REQUIREMENTS | Could you repeat the records below exactly, leaving out any pictures?

DATA FOR PROCESSING |
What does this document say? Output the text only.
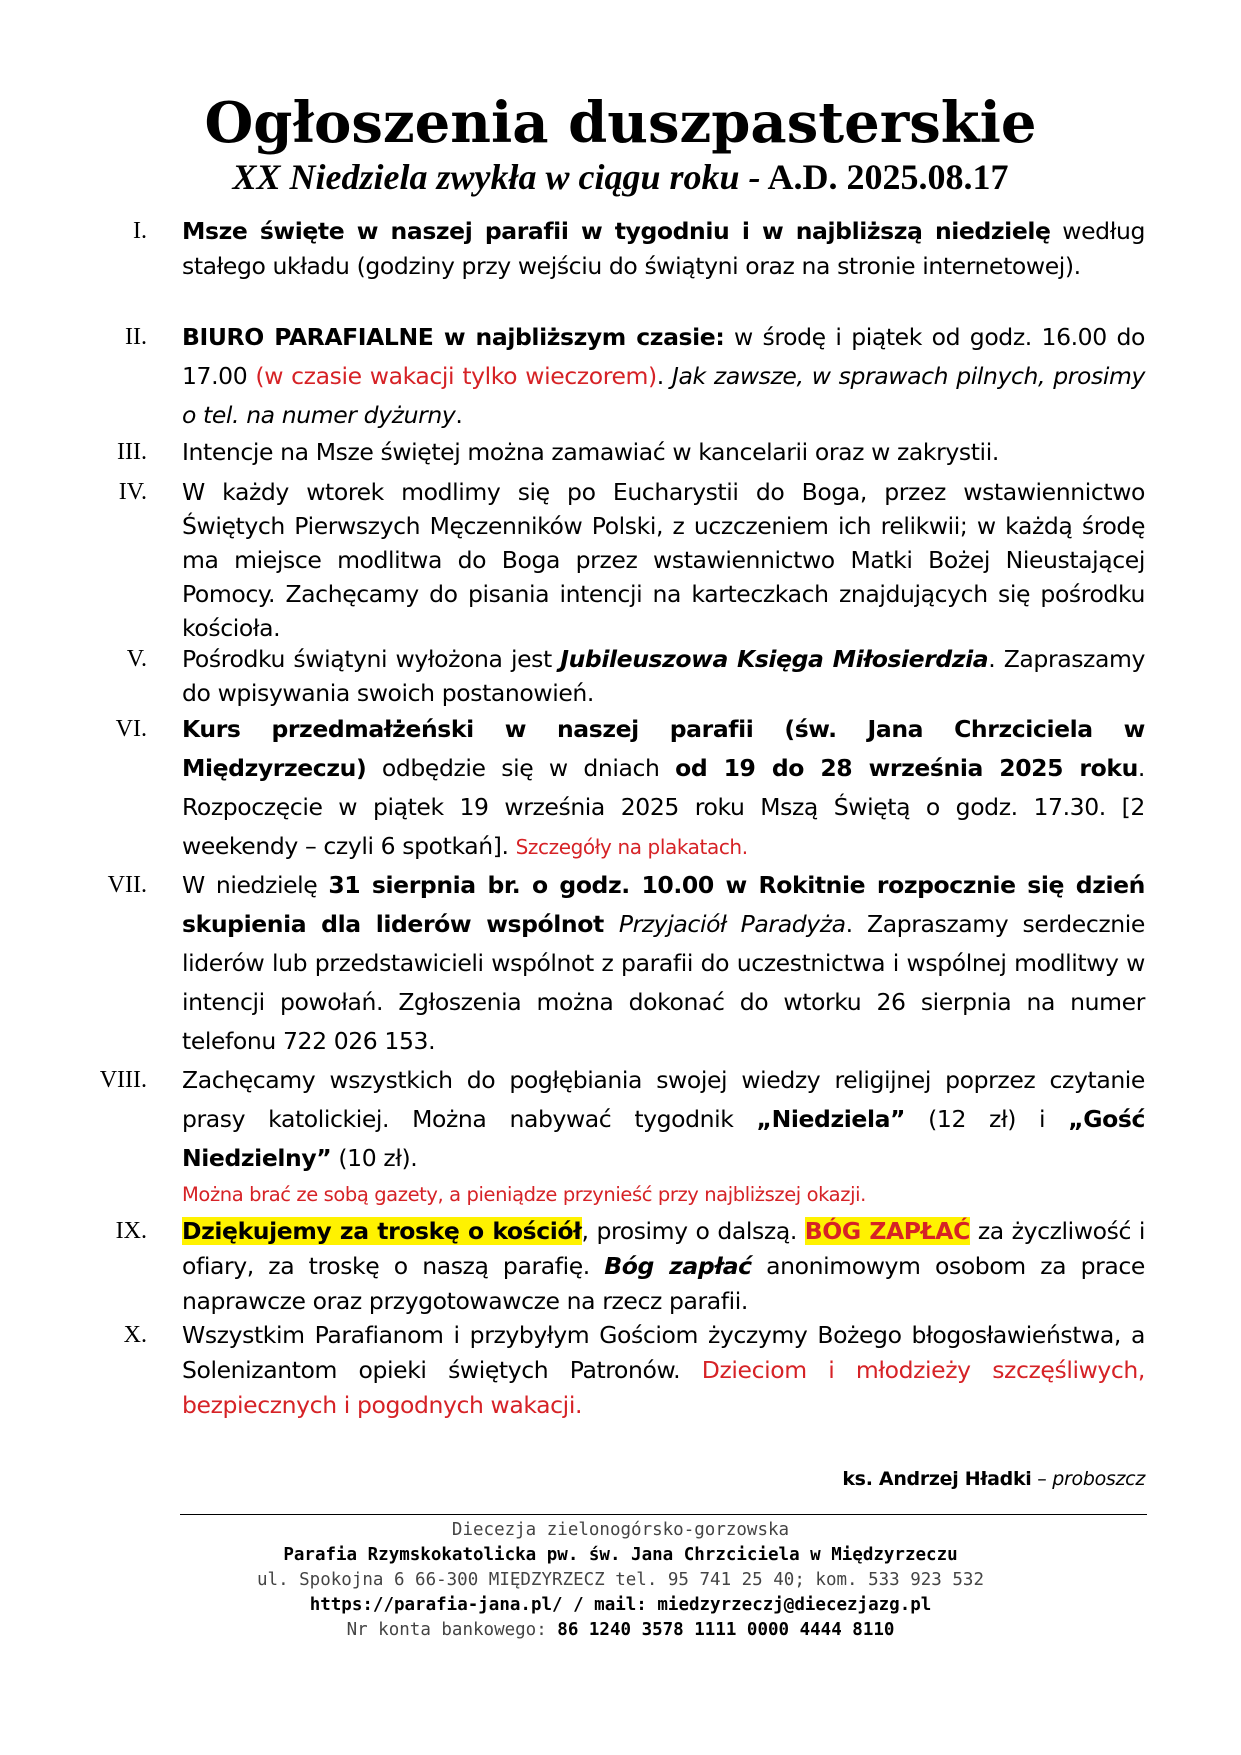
Ogłoszenia duszpasterskie
XX Niedziela zwykła w ciągu roku - A.D. 2025.08.17
I. Msze święte w naszej parafii w tygodniu i w najbliższą niedzielę według stałego układu (godziny przy wejściu do świątyni oraz na stronie internetowej).
II. BIURO PARAFIALNE w najbliższym czasie: w środę i piątek od godz. 16.00 do 17.00 (w czasie wakacji tylko wieczorem). Jak zawsze, w sprawach pilnych, prosimy o tel. na numer dyżurny.
III. Intencje na Msze świętej można zamawiać w kancelarii oraz w zakrystii.
IV. W każdy wtorek modlimy się po Eucharystii do Boga, przez wstawiennictwo Świętych Pierwszych Męczenników Polski, z uczczeniem ich relikwii; w każdą środę ma miejsce modlitwa do Boga przez wstawiennictwo Matki Bożej Nieustającej Pomocy. Zachęcamy do pisania intencji na karteczkach znajdujących się pośrodku kościoła.
V. Pośrodku świątyni wyłożona jest Jubileuszowa Księga Miłosierdzia. Zapraszamy do wpisywania swoich postanowień.
VI. Kurs przedmałżeński w naszej parafii (św. Jana Chrzciciela w Międzyrzeczu) odbędzie się w dniach od 19 do 28 września 2025 roku. Rozpoczęcie w piątek 19 września 2025 roku Mszą Świętą o godz. 17.30. [2 weekendy – czyli 6 spotkań]. Szczegóły na plakatach.
VII. W niedzielę 31 sierpnia br. o godz. 10.00 w Rokitnie rozpocznie się dzień skupienia dla liderów wspólnot Przyjaciół Paradyża. Zapraszamy serdecznie liderów lub przedstawicieli wspólnot z parafii do uczestnictwa i wspólnej modlitwy w intencji powołań. Zgłoszenia można dokonać do wtorku 26 sierpnia na numer telefonu 722 026 153.
VIII. Zachęcamy wszystkich do pogłębiania swojej wiedzy religijnej poprzez czytanie prasy katolickiej. Można nabywać tygodnik „Niedziela” (12 zł) i „Gość Niedzielny” (10 zł).
Można brać ze sobą gazety, a pieniądze przynieść przy najbliższej okazji.
IX. Dziękujemy za troskę o kościół, prosimy o dalszą. BÓG ZAPŁAĆ za życzliwość i ofiary, za troskę o naszą parafię. Bóg zapłać anonimowym osobom za prace naprawcze oraz przygotowawcze na rzecz parafii.
X. Wszystkim Parafianom i przybyłym Gościom życzymy Bożego błogosławieństwa, a Solenizantom opieki świętych Patronów. Dzieciom i młodzieży szczęśliwych, bezpiecznych i pogodnych wakacji.
ks. Andrzej Hładki – proboszcz
Diecezja zielonogórsko-gorzowska
Parafia Rzymskokatolicka pw. św. Jana Chrzciciela w Międzyrzeczu
ul. Spokojna 6 66-300 MIĘDZYRZECZ tel. 95 741 25 40; kom. 533 923 532
https://parafia-jana.pl/ / mail: miedzyrzeczj@diecezjazg.pl
Nr konta bankowego: 86 1240 3578 1111 0000 4444 8110
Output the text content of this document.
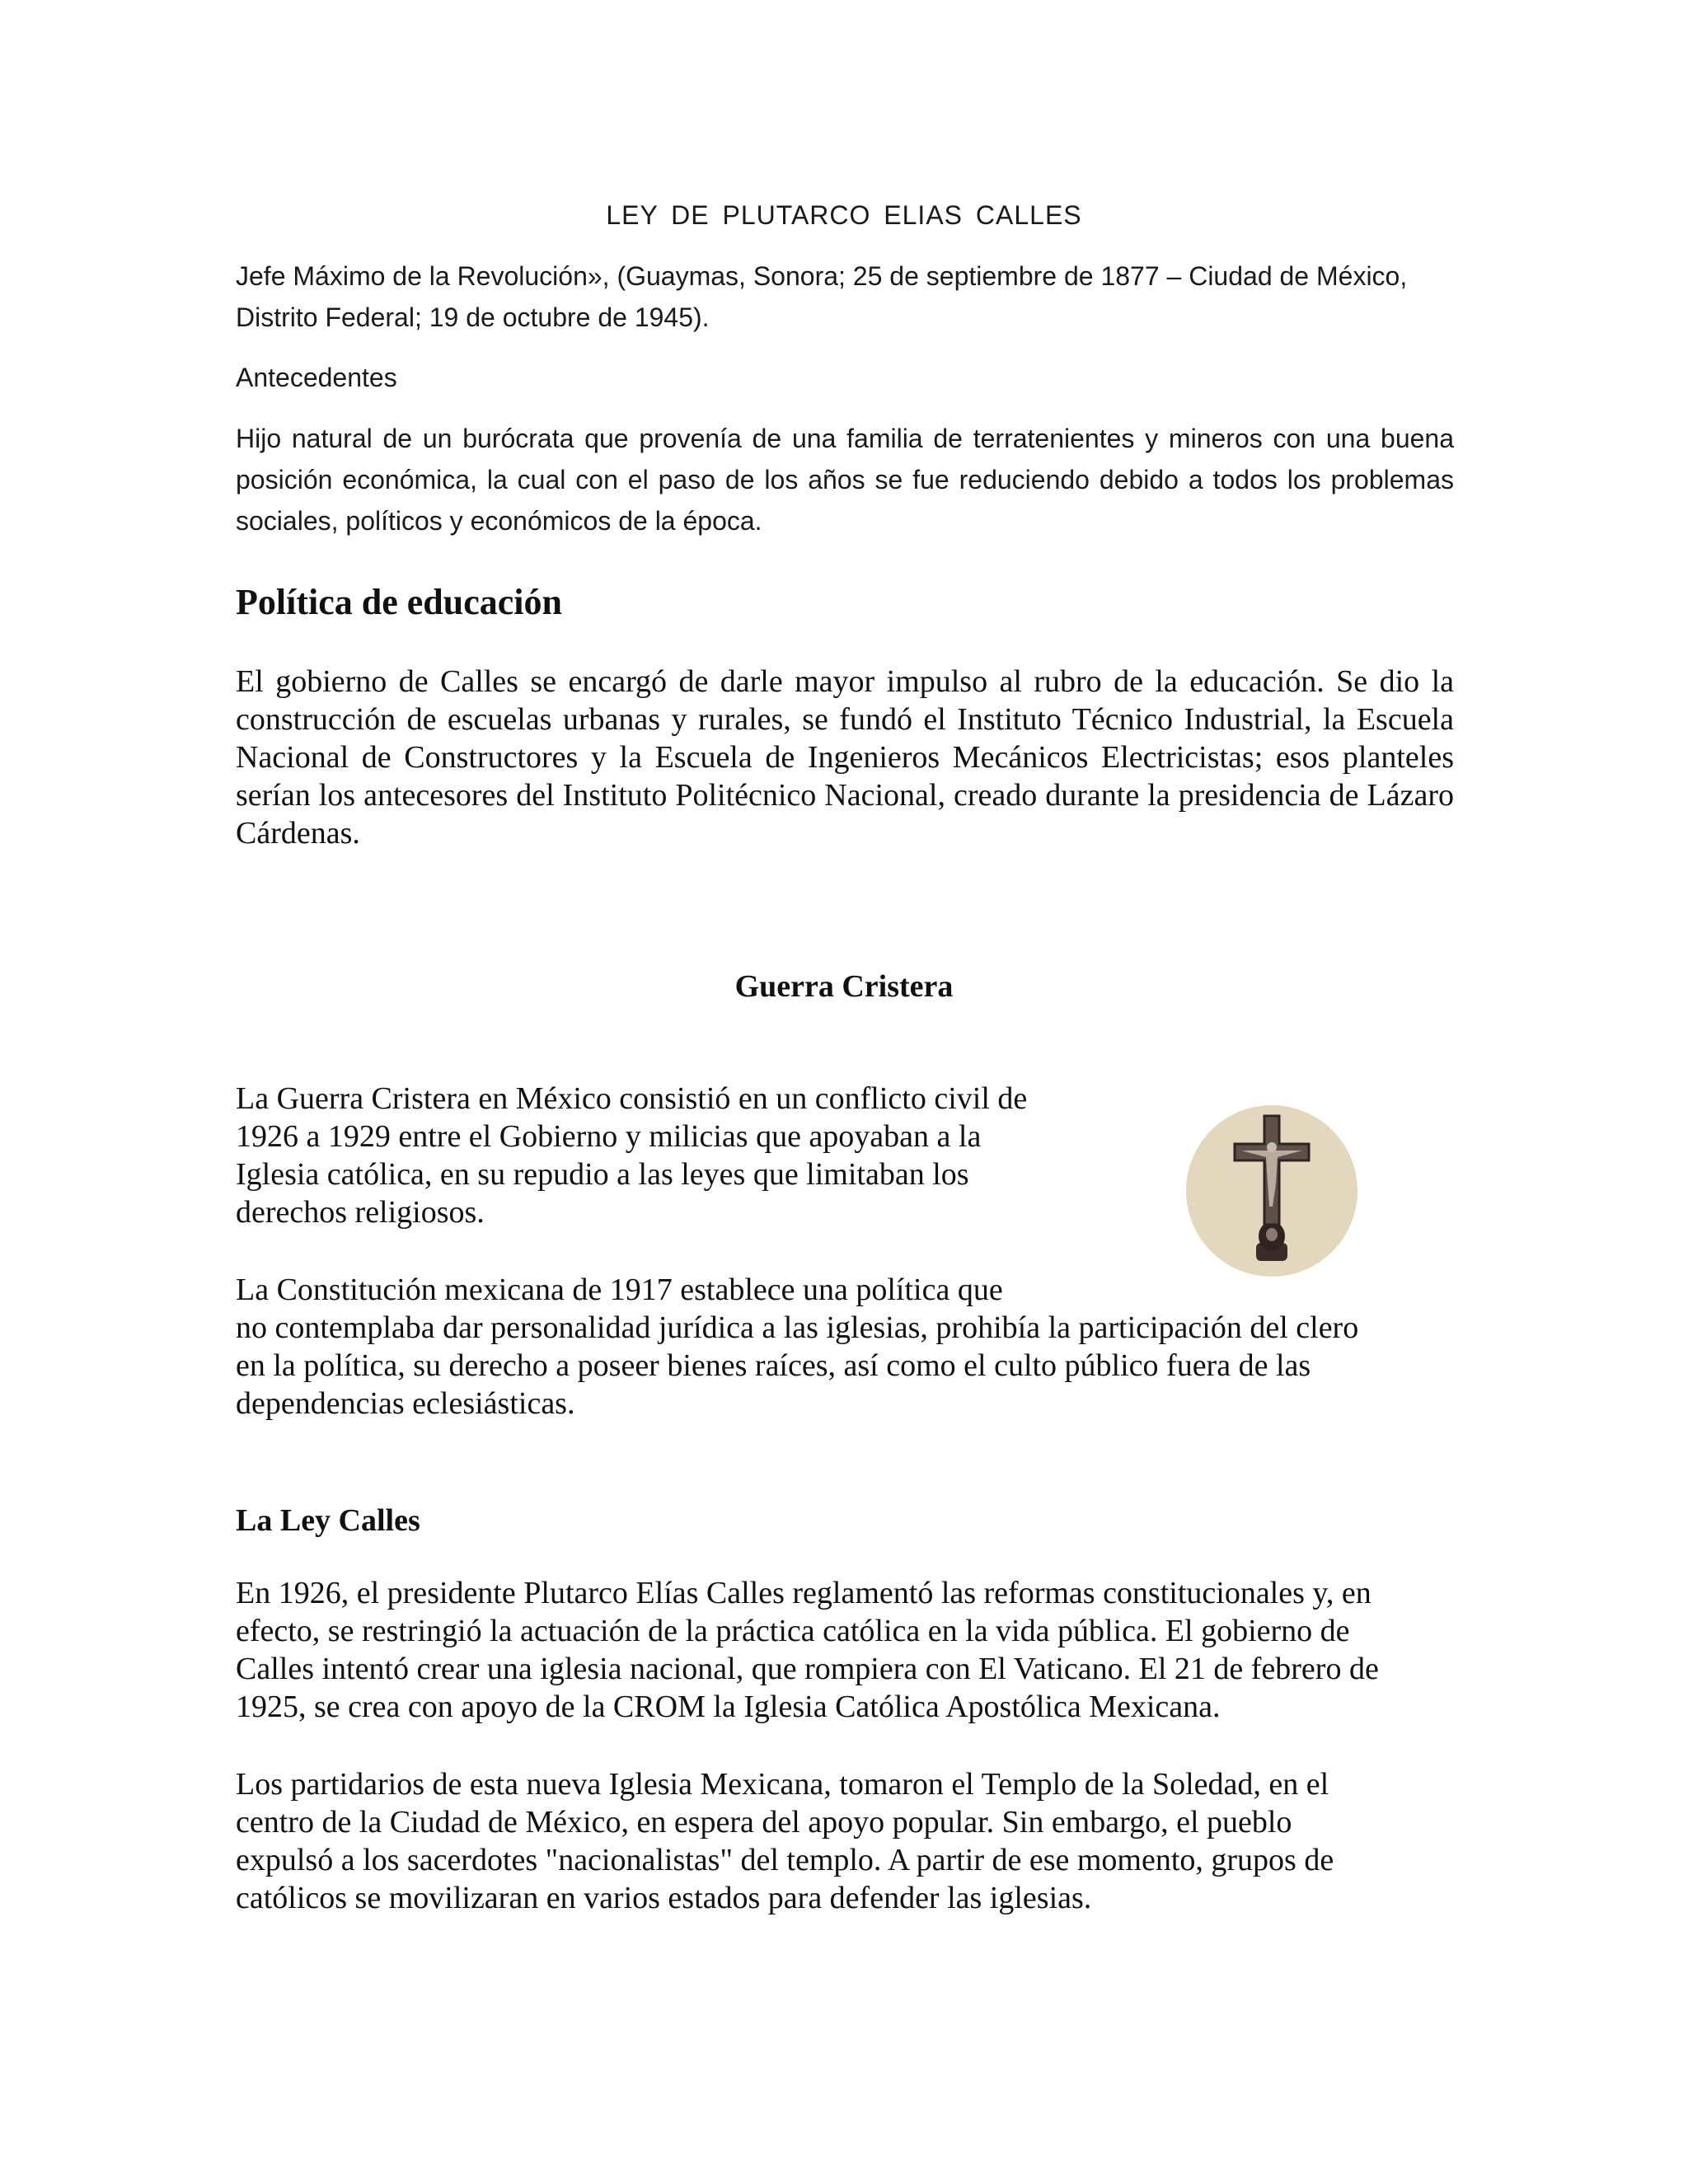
LEY DE PLUTARCO ELIAS CALLES

Jefe Máximo de la Revolución», (Guaymas, Sonora; 25 de septiembre de 1877 – Ciudad de México, Distrito Federal; 19 de octubre de 1945).

Antecedentes

Hijo natural de un burócrata que provenía de una familia de terratenientes y mineros con una buena posición económica, la cual con el paso de los años se fue reduciendo debido a todos los problemas sociales, políticos y económicos de la época.

Política de educación

El gobierno de Calles se encargó de darle mayor impulso al rubro de la educación. Se dio la construcción de escuelas urbanas y rurales, se fundó el Instituto Técnico Industrial, la Escuela Nacional de Constructores y la Escuela de Ingenieros Mecánicos Electricistas; esos planteles serían los antecesores del Instituto Politécnico Nacional, creado durante la presidencia de Lázaro Cárdenas.

Guerra Cristera
La Guerra Cristera en México consistió en un conflicto civil de
1926 a 1929 entre el Gobierno y milicias que apoyaban a la
Iglesia católica, en su repudio a las leyes que limitaban los
derechos religiosos.
La Constitución mexicana de 1917 establece una política que
no contemplaba dar personalidad jurídica a las iglesias, prohibía la participación del clero
en la política, su derecho a poseer bienes raíces, así como el culto público fuera de las
dependencias eclesiásticas.
La Ley Calles
En 1926, el presidente Plutarco Elías Calles reglamentó las reformas constitucionales y, en
efecto, se restringió la actuación de la práctica católica en la vida pública. El gobierno de
Calles intentó crear una iglesia nacional, que rompiera con El Vaticano. El 21 de febrero de
1925, se crea con apoyo de la CROM la Iglesia Católica Apostólica Mexicana.
Los partidarios de esta nueva Iglesia Mexicana, tomaron el Templo de la Soledad, en el
centro de la Ciudad de México, en espera del apoyo popular. Sin embargo, el pueblo
expulsó a los sacerdotes "nacionalistas" del templo. A partir de ese momento, grupos de
católicos se movilizaran en varios estados para defender las iglesias.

SOLUTION TO THE EXERCISE |
What does this document say? Output the text only.
Ogłoszenia duszpasterskie
XX Niedziela zwykła w ciągu roku - A.D. 2025.08.17
I. Msze święte w naszej parafii w tygodniu i w najbliższą niedzielę według stałego układu (godziny przy wejściu do świątyni oraz na stronie internetowej).
II. BIURO PARAFIALNE w najbliższym czasie: w środę i piątek od godz. 16.00 do 17.00 (w czasie wakacji tylko wieczorem). Jak zawsze, w sprawach pilnych, prosimy o tel. na numer dyżurny.
III. Intencje na Msze świętej można zamawiać w kancelarii oraz w zakrystii.
IV. W każdy wtorek modlimy się po Eucharystii do Boga, przez wstawiennictwo Świętych Pierwszych Męczenników Polski, z uczczeniem ich relikwii; w każdą środę ma miejsce modlitwa do Boga przez wstawiennictwo Matki Bożej Nieustającej Pomocy. Zachęcamy do pisania intencji na karteczkach znajdujących się pośrodku kościoła.
V. Pośrodku świątyni wyłożona jest Jubileuszowa Księga Miłosierdzia. Zapraszamy do wpisywania swoich postanowień.
VI. Kurs przedmałżeński w naszej parafii (św. Jana Chrzciciela w Międzyrzeczu) odbędzie się w dniach od 19 do 28 września 2025 roku. Rozpoczęcie w piątek 19 września 2025 roku Mszą Świętą o godz. 17.30. [2 weekendy – czyli 6 spotkań]. Szczegóły na plakatach.
VII. W niedzielę 31 sierpnia br. o godz. 10.00 w Rokitnie rozpocznie się dzień skupienia dla liderów wspólnot Przyjaciół Paradyża. Zapraszamy serdecznie liderów lub przedstawicieli wspólnot z parafii do uczestnictwa i wspólnej modlitwy w intencji powołań. Zgłoszenia można dokonać do wtorku 26 sierpnia na numer telefonu 722 026 153.
VIII. Zachęcamy wszystkich do pogłębiania swojej wiedzy religijnej poprzez czytanie prasy katolickiej. Można nabywać tygodnik „Niedziela” (12 zł) i „Gość Niedzielny” (10 zł).
Można brać ze sobą gazety, a pieniądze przynieść przy najbliższej okazji.
IX. Dziękujemy za troskę o kościół, prosimy o dalszą. BÓG ZAPŁAĆ za życzliwość i ofiary, za troskę o naszą parafię. Bóg zapłać anonimowym osobom za prace naprawcze oraz przygotowawcze na rzecz parafii.
X. Wszystkim Parafianom i przybyłym Gościom życzymy Bożego błogosławieństwa, a Solenizantom opieki świętych Patronów. Dzieciom i młodzieży szczęśliwych, bezpiecznych i pogodnych wakacji.
ks. Andrzej Hładki – proboszcz
Diecezja zielonogórsko-gorzowska
Parafia Rzymskokatolicka pw. św. Jana Chrzciciela w Międzyrzeczu
ul. Spokojna 6 66-300 MIĘDZYRZECZ tel. 95 741 25 40; kom. 533 923 532
https://parafia-jana.pl/ / mail: miedzyrzeczj@diecezjazg.pl
Nr konta bankowego: 86 1240 3578 1111 0000 4444 8110
Output the text content of this document.
LEY DE PLUTARCO ELIAS CALLES

Jefe Máximo de la Revolución», (Guaymas, Sonora; 25 de septiembre de 1877 – Ciudad de México, Distrito Federal; 19 de octubre de 1945).

Antecedentes

Hijo natural de un burócrata que provenía de una familia de terratenientes y mineros con una buena posición económica, la cual con el paso de los años se fue reduciendo debido a todos los problemas sociales, políticos y económicos de la época.

Política de educación

El gobierno de Calles se encargó de darle mayor impulso al rubro de la educación. Se dio la construcción de escuelas urbanas y rurales, se fundó el Instituto Técnico Industrial, la Escuela Nacional de Constructores y la Escuela de Ingenieros Mecánicos Electricistas; esos planteles serían los antecesores del Instituto Politécnico Nacional, creado durante la presidencia de Lázaro Cárdenas.

Guerra Cristera
La Guerra Cristera en México consistió en un conflicto civil de
1926 a 1929 entre el Gobierno y milicias que apoyaban a la
Iglesia católica, en su repudio a las leyes que limitaban los
derechos religiosos.
La Constitución mexicana de 1917 establece una política que
no contemplaba dar personalidad jurídica a las iglesias, prohibía la participación del clero
en la política, su derecho a poseer bienes raíces, así como el culto público fuera de las
dependencias eclesiásticas.
La Ley Calles
En 1926, el presidente Plutarco Elías Calles reglamentó las reformas constitucionales y, en
efecto, se restringió la actuación de la práctica católica en la vida pública. El gobierno de
Calles intentó crear una iglesia nacional, que rompiera con El Vaticano. El 21 de febrero de
1925, se crea con apoyo de la CROM la Iglesia Católica Apostólica Mexicana.
Los partidarios de esta nueva Iglesia Mexicana, tomaron el Templo de la Soledad, en el
centro de la Ciudad de México, en espera del apoyo popular. Sin embargo, el pueblo
expulsó a los sacerdotes "nacionalistas" del templo. A partir de ese momento, grupos de
católicos se movilizaran en varios estados para defender las iglesias.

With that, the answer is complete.